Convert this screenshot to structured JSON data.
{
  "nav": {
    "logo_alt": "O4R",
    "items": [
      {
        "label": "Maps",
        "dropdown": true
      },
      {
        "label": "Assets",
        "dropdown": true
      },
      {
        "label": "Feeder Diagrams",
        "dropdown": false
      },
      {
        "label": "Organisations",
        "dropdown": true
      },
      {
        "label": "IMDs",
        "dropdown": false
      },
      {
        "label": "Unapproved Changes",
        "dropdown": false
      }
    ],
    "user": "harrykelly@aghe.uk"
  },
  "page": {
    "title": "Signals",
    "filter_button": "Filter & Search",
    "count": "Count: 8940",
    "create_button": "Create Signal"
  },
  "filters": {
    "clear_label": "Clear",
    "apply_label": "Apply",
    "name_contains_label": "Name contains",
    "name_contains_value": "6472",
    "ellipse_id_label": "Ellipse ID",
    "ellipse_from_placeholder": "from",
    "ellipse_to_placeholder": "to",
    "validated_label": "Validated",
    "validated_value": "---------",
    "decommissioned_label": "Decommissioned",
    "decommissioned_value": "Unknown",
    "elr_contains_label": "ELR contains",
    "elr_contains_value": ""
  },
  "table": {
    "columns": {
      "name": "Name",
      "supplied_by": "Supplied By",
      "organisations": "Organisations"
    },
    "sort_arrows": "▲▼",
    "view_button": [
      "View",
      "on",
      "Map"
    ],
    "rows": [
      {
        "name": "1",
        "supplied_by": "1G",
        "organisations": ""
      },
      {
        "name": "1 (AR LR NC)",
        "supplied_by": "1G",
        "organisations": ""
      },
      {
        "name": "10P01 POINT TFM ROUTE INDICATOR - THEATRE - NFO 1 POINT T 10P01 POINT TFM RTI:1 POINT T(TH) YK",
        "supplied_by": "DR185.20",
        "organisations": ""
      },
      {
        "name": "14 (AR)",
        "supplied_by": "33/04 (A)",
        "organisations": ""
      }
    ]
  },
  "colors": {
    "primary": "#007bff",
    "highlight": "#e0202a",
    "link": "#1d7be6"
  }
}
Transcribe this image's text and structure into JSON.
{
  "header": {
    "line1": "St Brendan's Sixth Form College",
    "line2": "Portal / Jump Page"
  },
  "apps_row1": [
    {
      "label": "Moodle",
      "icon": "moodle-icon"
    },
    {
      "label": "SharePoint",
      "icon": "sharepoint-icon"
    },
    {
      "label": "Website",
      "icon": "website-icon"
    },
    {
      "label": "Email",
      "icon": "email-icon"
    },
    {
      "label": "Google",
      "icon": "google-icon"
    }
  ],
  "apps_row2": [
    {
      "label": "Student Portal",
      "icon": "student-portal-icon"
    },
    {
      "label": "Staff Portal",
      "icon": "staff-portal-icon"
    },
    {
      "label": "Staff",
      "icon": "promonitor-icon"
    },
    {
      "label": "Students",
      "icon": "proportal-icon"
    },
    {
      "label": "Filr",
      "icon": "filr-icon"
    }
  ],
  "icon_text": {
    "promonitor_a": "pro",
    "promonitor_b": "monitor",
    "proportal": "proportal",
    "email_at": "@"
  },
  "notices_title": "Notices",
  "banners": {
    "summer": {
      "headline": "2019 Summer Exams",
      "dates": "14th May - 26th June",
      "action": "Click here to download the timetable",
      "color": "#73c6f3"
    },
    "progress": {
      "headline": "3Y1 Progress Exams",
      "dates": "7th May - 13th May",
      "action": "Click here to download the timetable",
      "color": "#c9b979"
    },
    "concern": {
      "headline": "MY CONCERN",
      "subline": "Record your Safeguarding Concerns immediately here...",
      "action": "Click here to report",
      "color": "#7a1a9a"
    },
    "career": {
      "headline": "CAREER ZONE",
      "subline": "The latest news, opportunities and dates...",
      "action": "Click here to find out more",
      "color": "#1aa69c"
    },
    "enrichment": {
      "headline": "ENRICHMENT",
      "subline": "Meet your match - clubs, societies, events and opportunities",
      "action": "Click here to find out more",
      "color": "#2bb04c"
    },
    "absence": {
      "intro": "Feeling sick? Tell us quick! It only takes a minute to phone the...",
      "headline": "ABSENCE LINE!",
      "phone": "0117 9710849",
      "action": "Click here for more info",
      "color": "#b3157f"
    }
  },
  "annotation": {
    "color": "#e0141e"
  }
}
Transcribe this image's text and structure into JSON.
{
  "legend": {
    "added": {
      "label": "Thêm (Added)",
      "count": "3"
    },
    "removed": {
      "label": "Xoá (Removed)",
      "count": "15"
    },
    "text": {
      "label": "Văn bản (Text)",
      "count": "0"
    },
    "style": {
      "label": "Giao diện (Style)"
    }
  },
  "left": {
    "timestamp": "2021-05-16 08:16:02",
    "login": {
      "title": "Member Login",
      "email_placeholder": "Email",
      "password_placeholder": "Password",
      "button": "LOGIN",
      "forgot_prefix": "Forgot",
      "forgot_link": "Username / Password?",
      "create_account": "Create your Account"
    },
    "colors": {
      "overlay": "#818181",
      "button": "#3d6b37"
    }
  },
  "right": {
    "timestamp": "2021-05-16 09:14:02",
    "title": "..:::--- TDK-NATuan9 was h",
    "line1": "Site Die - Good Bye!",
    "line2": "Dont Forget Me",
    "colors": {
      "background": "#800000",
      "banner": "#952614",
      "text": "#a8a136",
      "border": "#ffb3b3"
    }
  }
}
┄┄┄┄┄┄
Directions for this task: Take the entries above and copy them out exactly.

Task result:
Convert this screenshot to structured JSON data.
{
  "nav": {
    "logo_alt": "O4R",
    "items": [
      {
        "label": "Maps",
        "dropdown": true
      },
      {
        "label": "Assets",
        "dropdown": true
      },
      {
        "label": "Feeder Diagrams",
        "dropdown": false
      },
      {
        "label": "Organisations",
        "dropdown": true
      },
      {
        "label": "IMDs",
        "dropdown": false
      },
      {
        "label": "Unapproved Changes",
        "dropdown": false
      }
    ],
    "user": "harrykelly@aghe.uk"
  },
  "page": {
    "title": "Signals",
    "filter_button": "Filter & Search",
    "count": "Count: 8940",
    "create_button": "Create Signal"
  },
  "filters": {
    "clear_label": "Clear",
    "apply_label": "Apply",
    "name_contains_label": "Name contains",
    "name_contains_value": "6472",
    "ellipse_id_label": "Ellipse ID",
    "ellipse_from_placeholder": "from",
    "ellipse_to_placeholder": "to",
    "validated_label": "Validated",
    "validated_value": "---------",
    "decommissioned_label": "Decommissioned",
    "decommissioned_value": "Unknown",
    "elr_contains_label": "ELR contains",
    "elr_contains_value": ""
  },
  "table": {
    "columns": {
      "name": "Name",
      "supplied_by": "Supplied By",
      "organisations": "Organisations"
    },
    "sort_arrows": "▲▼",
    "view_button": [
      "View",
      "on",
      "Map"
    ],
    "rows": [
      {
        "name": "1",
        "supplied_by": "1G",
        "organisations": ""
      },
      {
        "name": "1 (AR LR NC)",
        "supplied_by": "1G",
        "organisations": ""
      },
      {
        "name": "10P01 POINT TFM ROUTE INDICATOR - THEATRE - NFO 1 POINT T 10P01 POINT TFM RTI:1 POINT T(TH) YK",
        "supplied_by": "DR185.20",
        "organisations": ""
      },
      {
        "name": "14 (AR)",
        "supplied_by": "33/04 (A)",
        "organisations": ""
      }
    ]
  },
  "colors": {
    "primary": "#007bff",
    "highlight": "#e0202a",
    "link": "#1d7be6"
  }
}
Transcribe this image's text and structure into JSON.
{
  "header": {
    "line1": "St Brendan's Sixth Form College",
    "line2": "Portal / Jump Page"
  },
  "apps_row1": [
    {
      "label": "Moodle",
      "icon": "moodle-icon"
    },
    {
      "label": "SharePoint",
      "icon": "sharepoint-icon"
    },
    {
      "label": "Website",
      "icon": "website-icon"
    },
    {
      "label": "Email",
      "icon": "email-icon"
    },
    {
      "label": "Google",
      "icon": "google-icon"
    }
  ],
  "apps_row2": [
    {
      "label": "Student Portal",
      "icon": "student-portal-icon"
    },
    {
      "label": "Staff Portal",
      "icon": "staff-portal-icon"
    },
    {
      "label": "Staff",
      "icon": "promonitor-icon"
    },
    {
      "label": "Students",
      "icon": "proportal-icon"
    },
    {
      "label": "Filr",
      "icon": "filr-icon"
    }
  ],
  "icon_text": {
    "promonitor_a": "pro",
    "promonitor_b": "monitor",
    "proportal": "proportal",
    "email_at": "@"
  },
  "notices_title": "Notices",
  "banners": {
    "summer": {
      "headline": "2019 Summer Exams",
      "dates": "14th May - 26th June",
      "action": "Click here to download the timetable",
      "color": "#73c6f3"
    },
    "progress": {
      "headline": "3Y1 Progress Exams",
      "dates": "7th May - 13th May",
      "action": "Click here to download the timetable",
      "color": "#c9b979"
    },
    "concern": {
      "headline": "MY CONCERN",
      "subline": "Record your Safeguarding Concerns immediately here...",
      "action": "Click here to report",
      "color": "#7a1a9a"
    },
    "career": {
      "headline": "CAREER ZONE",
      "subline": "The latest news, opportunities and dates...",
      "action": "Click here to find out more",
      "color": "#1aa69c"
    },
    "enrichment": {
      "headline": "ENRICHMENT",
      "subline": "Meet your match - clubs, societies, events and opportunities",
      "action": "Click here to find out more",
      "color": "#2bb04c"
    },
    "absence": {
      "intro": "Feeling sick? Tell us quick! It only takes a minute to phone the...",
      "headline": "ABSENCE LINE!",
      "phone": "0117 9710849",
      "action": "Click here for more info",
      "color": "#b3157f"
    }
  },
  "annotation": {
    "color": "#e0141e"
  }
}
Transcribe this image's text and structure into JSON.
{
  "legend": {
    "added": {
      "label": "Thêm (Added)",
      "count": "3"
    },
    "removed": {
      "label": "Xoá (Removed)",
      "count": "15"
    },
    "text": {
      "label": "Văn bản (Text)",
      "count": "0"
    },
    "style": {
      "label": "Giao diện (Style)"
    }
  },
  "left": {
    "timestamp": "2021-05-16 08:16:02",
    "login": {
      "title": "Member Login",
      "email_placeholder": "Email",
      "password_placeholder": "Password",
      "button": "LOGIN",
      "forgot_prefix": "Forgot",
      "forgot_link": "Username / Password?",
      "create_account": "Create your Account"
    },
    "colors": {
      "overlay": "#818181",
      "button": "#3d6b37"
    }
  },
  "right": {
    "timestamp": "2021-05-16 09:14:02",
    "title": "..:::--- TDK-NATuan9 was h",
    "line1": "Site Die - Good Bye!",
    "line2": "Dont Forget Me",
    "colors": {
      "background": "#800000",
      "banner": "#952614",
      "text": "#a8a136",
      "border": "#ffb3b3"
    }
  }
}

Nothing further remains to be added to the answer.